Instruction: Beneath this sentence is a set of records; write each of them out exactly.

Saved entries
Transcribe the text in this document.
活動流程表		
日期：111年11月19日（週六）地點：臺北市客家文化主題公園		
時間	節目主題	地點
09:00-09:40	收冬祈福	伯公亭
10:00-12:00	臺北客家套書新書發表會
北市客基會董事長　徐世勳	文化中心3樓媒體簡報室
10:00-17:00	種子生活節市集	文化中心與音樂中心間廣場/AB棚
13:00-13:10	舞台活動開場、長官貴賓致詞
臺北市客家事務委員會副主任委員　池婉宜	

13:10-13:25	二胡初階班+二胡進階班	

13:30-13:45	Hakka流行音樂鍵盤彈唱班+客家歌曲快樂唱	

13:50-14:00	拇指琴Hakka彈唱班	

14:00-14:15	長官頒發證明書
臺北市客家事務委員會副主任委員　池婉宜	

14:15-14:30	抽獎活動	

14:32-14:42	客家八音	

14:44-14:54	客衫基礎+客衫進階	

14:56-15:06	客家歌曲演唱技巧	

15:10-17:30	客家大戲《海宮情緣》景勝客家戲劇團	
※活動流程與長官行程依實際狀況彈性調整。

Correct output:
Transcribe the text in this document.
活動流程表		
日期：111年11月19日（週六）地點：臺北市客家文化主題公園		
時間	節目主題	地點
09:00-09:40	收冬祈福	伯公亭
10:00-12:00	臺北客家套書新書發表會
北市客基會董事長　徐世勳	文化中心3樓媒體簡報室
10:00-17:00	種子生活節市集	文化中心與音樂中心間廣場/AB棚
13:00-13:10	舞台活動開場、長官貴賓致詞
臺北市客家事務委員會副主任委員　池婉宜	

13:10-13:25	二胡初階班+二胡進階班	

13:30-13:45	Hakka流行音樂鍵盤彈唱班+客家歌曲快樂唱	

13:50-14:00	拇指琴Hakka彈唱班	

14:00-14:15	長官頒發證明書
臺北市客家事務委員會副主任委員　池婉宜	

14:15-14:30	抽獎活動	

14:32-14:42	客家八音	

14:44-14:54	客衫基礎+客衫進階	

14:56-15:06	客家歌曲演唱技巧	

15:10-17:30	客家大戲《海宮情緣》景勝客家戲劇團	
※活動流程與長官行程依實際狀況彈性調整。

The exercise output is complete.